### BACAAN ###

ATMA LINGGA BHAKTI

Posted by


Shri Anantadamar Ganachakra

LINGGA berasal dari bahasa Sanskrta yang berarti Pusat, Poros, Sumbu, Titik Tuju.
Asal muasal alam semesta termasuk manusia adalah ATMA LINGGA KOSONG atau ATYANTA ATMA LINGGA yang berada di wilayah Hrdaya atau kehampaan – ruang hampa alam semesta, yang dikuasai Hyang Mahawishnu atau Brahman. Hrdaya dalam Bhuana Alit – Badan manusia adalah HATI dalam artian nonfisik yakni ruang hampa tak terlihat, yang baru terasa berat/nyeri  saat bersedih atau besar berdebar saat berbahagia, membara saat marah, dan lain lain.

ATYANTA ATMA LINGGA mewujudkan dirinya menjadi PARAMA ATMA LINGGA, yakni ATMA LINGGA besar/utama. Dalam badan manusia letaknya di pusar atas / kepala. Di alam semesta letaknya dipusat galaxy alam semesta yang disebut LUBANG HITAM, dimana gaya gravitasinya mengeluarkan cahaya sangat cemerlang, lebih dari satu trilyun cemerlangya matahari. Para ilmuwan menyebut cahaya ini sebagai QUASAR yang merupakan proses awal kelahiran galaxy dialam alam semesta, atau asal alam semesta. Cahaya inilah yang disebut sebagai JYOTIR LINGGAM, Lingga asal muasal alam semesta, yang diakui oleh Dewa Brahma sebagai Linggam yang tak ada ujung pangkalnya. JYOTIR LINGGA ini adalah PARAMAATMA LINGGA. Jyotir Lingga ini memiliki ujung keatas yang disebut SAPTA LOKA (alam kemurnian/kesucian) dan ujung kebawah yang disebut SAPTA PATALA (alam material/kehidupan).

### CUPLIKAN DATA ###

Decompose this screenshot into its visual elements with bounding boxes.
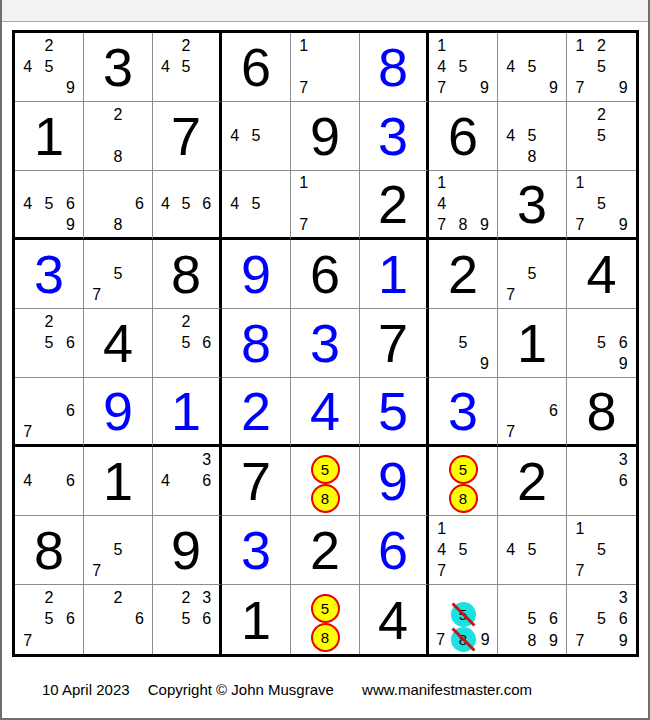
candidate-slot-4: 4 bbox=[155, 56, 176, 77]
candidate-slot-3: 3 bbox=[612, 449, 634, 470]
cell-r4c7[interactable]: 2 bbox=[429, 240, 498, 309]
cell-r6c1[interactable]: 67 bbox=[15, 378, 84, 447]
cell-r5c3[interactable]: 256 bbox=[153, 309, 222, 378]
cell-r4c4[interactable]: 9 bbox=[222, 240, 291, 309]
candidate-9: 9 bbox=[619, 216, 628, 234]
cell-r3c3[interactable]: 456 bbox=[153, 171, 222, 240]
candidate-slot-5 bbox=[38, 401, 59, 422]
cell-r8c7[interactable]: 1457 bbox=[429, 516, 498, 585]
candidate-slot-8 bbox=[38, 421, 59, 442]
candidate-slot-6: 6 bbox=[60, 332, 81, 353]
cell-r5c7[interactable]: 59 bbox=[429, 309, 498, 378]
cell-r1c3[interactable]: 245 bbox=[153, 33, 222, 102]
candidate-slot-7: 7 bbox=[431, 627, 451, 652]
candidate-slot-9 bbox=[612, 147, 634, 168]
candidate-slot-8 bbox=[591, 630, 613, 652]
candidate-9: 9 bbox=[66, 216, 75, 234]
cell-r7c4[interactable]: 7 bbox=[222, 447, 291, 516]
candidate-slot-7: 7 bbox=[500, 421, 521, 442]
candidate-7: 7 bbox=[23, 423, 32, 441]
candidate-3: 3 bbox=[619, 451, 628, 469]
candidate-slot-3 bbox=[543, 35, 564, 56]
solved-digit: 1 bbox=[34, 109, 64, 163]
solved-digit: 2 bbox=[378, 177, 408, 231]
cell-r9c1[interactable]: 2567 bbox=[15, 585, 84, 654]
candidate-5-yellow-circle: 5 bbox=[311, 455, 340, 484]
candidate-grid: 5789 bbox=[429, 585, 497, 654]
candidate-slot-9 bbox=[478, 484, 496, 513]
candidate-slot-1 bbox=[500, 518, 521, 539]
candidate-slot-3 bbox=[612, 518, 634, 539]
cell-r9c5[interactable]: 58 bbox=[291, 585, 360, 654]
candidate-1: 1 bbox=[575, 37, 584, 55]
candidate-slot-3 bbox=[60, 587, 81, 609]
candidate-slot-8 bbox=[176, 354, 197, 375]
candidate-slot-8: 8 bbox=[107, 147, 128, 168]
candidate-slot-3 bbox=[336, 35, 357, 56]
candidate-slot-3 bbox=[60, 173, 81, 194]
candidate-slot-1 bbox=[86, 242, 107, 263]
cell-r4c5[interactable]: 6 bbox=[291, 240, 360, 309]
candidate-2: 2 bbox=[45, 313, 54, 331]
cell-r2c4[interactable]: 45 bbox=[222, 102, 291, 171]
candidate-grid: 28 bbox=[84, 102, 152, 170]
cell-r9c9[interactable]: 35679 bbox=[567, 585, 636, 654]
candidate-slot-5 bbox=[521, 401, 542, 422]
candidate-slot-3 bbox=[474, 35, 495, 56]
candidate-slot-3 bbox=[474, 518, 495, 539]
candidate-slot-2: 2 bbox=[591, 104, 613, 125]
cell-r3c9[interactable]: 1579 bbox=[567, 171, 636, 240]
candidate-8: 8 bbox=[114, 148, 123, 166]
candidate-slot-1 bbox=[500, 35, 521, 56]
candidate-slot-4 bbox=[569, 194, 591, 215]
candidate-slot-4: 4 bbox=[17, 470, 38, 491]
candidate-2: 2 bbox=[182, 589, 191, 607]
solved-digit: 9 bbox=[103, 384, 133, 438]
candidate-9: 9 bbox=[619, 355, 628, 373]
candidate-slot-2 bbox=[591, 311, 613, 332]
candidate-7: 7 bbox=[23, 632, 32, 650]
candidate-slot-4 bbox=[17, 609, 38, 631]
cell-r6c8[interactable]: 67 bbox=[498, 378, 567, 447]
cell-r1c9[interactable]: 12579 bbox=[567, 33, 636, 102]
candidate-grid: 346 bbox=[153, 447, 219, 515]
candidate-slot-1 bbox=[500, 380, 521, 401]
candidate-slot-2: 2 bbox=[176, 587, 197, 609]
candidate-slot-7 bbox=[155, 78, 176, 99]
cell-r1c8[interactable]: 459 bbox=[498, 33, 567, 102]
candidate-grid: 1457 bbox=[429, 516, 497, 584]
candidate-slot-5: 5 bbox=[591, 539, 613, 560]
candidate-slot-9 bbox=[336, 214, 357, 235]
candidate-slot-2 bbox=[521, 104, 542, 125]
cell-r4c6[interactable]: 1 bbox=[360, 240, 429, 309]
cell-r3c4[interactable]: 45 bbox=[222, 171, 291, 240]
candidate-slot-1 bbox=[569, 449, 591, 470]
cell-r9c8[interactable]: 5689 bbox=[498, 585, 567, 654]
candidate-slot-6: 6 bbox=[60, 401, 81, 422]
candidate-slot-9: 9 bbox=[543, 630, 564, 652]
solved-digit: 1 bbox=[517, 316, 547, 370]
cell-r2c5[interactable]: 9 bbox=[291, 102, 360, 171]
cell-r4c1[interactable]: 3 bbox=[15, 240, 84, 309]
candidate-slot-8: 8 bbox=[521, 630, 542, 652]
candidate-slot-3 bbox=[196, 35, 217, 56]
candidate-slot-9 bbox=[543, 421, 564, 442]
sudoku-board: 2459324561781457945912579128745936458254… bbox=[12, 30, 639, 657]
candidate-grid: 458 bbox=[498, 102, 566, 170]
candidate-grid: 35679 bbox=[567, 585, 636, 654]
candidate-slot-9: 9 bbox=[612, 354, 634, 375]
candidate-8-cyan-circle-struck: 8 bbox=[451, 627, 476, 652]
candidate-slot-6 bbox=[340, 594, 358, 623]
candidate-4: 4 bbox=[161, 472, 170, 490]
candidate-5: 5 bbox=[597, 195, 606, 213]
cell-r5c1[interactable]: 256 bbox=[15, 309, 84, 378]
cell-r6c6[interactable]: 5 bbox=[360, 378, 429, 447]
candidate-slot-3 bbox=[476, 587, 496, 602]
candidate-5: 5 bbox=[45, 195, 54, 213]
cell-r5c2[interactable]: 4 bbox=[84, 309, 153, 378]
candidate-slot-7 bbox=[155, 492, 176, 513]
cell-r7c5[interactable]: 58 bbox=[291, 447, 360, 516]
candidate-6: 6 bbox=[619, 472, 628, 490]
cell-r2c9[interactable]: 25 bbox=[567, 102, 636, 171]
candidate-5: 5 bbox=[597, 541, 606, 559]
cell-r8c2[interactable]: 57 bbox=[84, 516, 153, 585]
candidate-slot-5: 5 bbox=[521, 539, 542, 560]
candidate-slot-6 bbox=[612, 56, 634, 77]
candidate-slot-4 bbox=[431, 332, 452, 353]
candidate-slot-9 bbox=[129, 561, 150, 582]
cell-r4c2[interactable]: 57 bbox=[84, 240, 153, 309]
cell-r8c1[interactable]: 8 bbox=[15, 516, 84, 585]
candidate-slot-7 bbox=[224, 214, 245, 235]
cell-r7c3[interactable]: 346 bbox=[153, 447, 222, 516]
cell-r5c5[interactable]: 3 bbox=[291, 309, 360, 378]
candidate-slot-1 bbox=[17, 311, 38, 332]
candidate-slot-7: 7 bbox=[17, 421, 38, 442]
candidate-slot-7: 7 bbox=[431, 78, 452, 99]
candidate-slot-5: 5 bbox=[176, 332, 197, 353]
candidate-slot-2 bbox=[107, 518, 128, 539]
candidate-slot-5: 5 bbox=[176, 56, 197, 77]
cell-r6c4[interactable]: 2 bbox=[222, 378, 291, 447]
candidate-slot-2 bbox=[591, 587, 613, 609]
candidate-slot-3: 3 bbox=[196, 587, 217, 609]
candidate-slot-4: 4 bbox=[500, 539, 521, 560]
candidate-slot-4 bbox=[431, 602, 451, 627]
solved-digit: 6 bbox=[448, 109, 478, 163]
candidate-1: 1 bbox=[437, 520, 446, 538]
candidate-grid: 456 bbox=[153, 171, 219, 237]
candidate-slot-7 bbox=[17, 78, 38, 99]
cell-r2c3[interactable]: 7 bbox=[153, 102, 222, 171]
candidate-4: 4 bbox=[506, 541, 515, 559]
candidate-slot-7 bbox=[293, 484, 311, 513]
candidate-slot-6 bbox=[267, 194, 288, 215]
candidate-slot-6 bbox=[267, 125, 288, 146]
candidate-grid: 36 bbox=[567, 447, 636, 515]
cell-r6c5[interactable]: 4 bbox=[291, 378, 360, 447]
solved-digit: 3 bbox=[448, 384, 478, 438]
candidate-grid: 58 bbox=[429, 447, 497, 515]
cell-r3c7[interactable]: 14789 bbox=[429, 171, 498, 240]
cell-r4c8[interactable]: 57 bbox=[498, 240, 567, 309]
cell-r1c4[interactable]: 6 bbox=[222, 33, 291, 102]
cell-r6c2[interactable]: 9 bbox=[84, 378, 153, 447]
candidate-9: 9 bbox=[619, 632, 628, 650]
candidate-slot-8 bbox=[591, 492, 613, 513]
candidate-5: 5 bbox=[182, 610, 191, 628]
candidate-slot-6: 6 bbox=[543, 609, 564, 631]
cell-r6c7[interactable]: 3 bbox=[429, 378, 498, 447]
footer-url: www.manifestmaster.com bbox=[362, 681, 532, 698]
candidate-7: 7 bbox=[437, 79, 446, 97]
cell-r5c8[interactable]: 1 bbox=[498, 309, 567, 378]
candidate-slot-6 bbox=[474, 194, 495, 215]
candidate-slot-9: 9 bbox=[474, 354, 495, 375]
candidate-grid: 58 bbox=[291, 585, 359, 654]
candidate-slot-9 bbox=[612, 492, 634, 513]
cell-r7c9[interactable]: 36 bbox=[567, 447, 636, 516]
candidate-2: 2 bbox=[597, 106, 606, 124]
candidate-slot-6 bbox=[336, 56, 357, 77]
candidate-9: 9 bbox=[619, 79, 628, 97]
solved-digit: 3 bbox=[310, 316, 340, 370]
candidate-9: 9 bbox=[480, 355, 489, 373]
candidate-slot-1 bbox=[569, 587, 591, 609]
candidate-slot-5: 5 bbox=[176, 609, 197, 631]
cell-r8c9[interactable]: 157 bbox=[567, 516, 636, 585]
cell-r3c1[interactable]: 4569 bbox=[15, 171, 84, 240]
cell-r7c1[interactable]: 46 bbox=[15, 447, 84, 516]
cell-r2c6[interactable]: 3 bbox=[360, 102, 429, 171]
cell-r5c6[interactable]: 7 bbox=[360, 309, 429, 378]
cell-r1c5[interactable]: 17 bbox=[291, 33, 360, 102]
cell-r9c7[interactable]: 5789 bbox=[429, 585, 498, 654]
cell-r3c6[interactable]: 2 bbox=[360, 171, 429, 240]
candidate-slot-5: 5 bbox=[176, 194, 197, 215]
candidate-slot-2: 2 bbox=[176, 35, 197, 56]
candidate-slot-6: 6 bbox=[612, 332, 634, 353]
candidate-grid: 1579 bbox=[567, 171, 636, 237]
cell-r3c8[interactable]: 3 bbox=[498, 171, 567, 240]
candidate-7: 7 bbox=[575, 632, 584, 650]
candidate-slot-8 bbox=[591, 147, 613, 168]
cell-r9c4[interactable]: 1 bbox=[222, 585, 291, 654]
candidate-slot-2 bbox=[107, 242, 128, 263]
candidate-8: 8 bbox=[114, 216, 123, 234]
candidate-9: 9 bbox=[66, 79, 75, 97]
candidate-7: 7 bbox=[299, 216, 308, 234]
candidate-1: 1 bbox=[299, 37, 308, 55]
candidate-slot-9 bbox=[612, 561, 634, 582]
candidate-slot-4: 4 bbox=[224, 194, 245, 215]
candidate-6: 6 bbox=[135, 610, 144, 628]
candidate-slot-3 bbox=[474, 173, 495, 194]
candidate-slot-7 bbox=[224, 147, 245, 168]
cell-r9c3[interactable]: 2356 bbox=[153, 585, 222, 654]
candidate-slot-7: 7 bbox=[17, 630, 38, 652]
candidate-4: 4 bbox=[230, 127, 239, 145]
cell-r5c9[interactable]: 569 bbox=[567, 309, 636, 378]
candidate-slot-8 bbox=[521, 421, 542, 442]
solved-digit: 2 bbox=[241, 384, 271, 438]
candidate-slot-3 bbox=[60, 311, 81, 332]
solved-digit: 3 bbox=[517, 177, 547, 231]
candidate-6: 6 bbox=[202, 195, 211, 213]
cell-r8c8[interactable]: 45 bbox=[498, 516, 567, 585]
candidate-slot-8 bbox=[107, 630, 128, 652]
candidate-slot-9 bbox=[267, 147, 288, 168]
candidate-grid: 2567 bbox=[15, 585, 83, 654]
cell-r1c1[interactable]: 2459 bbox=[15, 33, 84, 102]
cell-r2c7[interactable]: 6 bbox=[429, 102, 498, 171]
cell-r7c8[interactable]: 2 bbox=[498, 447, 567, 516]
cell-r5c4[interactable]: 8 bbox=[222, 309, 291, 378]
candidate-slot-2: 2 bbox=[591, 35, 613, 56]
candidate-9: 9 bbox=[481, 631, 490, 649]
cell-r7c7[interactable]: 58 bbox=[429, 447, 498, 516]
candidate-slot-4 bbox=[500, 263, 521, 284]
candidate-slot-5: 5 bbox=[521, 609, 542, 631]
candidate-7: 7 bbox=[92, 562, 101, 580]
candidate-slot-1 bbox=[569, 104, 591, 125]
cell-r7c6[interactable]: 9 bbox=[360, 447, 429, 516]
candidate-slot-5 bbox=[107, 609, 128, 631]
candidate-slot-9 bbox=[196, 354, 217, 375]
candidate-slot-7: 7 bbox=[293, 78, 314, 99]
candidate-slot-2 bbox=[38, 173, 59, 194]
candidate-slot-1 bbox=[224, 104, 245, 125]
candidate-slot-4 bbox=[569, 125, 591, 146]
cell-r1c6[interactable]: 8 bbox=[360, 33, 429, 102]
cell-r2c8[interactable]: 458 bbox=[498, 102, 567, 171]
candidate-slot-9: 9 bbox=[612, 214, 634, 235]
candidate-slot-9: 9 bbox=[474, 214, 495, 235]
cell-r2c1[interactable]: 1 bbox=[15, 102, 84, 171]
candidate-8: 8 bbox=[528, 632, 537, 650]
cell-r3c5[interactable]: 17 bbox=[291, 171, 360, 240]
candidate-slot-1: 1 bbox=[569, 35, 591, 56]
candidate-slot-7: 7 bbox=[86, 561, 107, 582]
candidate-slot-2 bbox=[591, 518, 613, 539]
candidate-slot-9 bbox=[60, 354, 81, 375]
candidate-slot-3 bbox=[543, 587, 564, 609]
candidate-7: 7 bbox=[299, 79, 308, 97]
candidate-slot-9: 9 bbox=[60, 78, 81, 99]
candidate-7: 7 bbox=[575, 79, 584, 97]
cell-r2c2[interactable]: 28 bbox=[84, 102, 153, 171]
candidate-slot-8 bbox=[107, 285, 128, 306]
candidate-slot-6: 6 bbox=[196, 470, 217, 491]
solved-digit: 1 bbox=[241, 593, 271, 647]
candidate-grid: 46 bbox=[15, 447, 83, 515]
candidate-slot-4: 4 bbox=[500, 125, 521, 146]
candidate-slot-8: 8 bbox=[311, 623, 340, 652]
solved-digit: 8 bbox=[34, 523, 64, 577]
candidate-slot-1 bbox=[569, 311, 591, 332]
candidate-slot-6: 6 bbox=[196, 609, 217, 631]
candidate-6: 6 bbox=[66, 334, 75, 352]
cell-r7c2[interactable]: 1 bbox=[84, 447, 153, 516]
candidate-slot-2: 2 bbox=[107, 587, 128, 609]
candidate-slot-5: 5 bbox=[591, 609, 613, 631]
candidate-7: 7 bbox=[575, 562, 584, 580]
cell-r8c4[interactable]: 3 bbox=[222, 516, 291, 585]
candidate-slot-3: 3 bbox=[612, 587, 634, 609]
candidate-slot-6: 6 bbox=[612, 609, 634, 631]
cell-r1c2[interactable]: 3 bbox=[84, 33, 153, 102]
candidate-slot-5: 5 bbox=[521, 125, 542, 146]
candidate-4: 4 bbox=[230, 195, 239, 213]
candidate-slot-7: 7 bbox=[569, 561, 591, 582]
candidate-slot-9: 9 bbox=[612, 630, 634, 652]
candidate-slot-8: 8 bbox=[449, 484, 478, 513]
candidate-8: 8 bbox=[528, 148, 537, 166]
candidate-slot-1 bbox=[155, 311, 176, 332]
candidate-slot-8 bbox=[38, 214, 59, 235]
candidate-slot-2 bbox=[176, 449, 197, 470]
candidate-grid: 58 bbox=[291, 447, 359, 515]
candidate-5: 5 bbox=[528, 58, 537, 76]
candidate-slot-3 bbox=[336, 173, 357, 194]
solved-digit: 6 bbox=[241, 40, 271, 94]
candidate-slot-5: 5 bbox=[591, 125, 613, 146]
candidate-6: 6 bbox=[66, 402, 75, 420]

###

> TUJUAN 1
Salin bagian teks tentang Atma Lingga di antara "ATYANTA ATMA LINGGA mewujudkan" dan "PATALA (alam material/kehidupan).", termasuk kedua bagian itu, tanpa mengubah apa pun.
> TUJUAN 2
Jawablah pertanyaan berikut berdasarkan teks tentang Atma Lingga.
(a) Dari bahasa apa kata Lingga berasal?
(b) Apa sebutan para ilmuwan untuk cahaya di pusat galaksi?
(c) Apa nama ujung ke bawah dari Jyotir Lingga?
Data tersebut sama sekali tidak diperlukan di sini.

> JAWABAN SOAL 1
ATYANTA ATMA LINGGA mewujudkan dirinya menjadi PARAMA ATMA LINGGA, yakni ATMA LINGGA besar/utama. Dalam badan manusia letaknya di pusar atas / kepala. Di alam semesta letaknya dipusat galaxy alam semesta yang disebut LUBANG HITAM, dimana gaya gravitasinya mengeluarkan cahaya sangat cemerlang, lebih dari satu trilyun cemerlangya matahari. Para ilmuwan menyebut cahaya ini sebagai QUASAR yang merupakan proses awal kelahiran galaxy dialam alam semesta, atau asal alam semesta. Cahaya inilah yang disebut sebagai JYOTIR LINGGAM, Lingga asal muasal alam semesta, yang diakui oleh Dewa Brahma sebagai Linggam yang tak ada ujung pangkalnya. JYOTIR LINGGA ini adalah PARAMAATMA LINGGA. Jyotir Lingga ini memiliki ujung keatas yang disebut SAPTA LOKA (alam kemurnian/kesucian) dan ujung kebawah yang disebut SAPTA PATALA (alam material/kehidupan).

> JAWABAN SOAL 2
(a) Kata Lingga berasal dari bahasa Sanskrta.
(b) Para ilmuwan menyebut cahaya itu QUASAR.
(c) Ujung ke bawah Jyotir Lingga disebut SAPTA PATALA, yaitu alam material/kehidupan.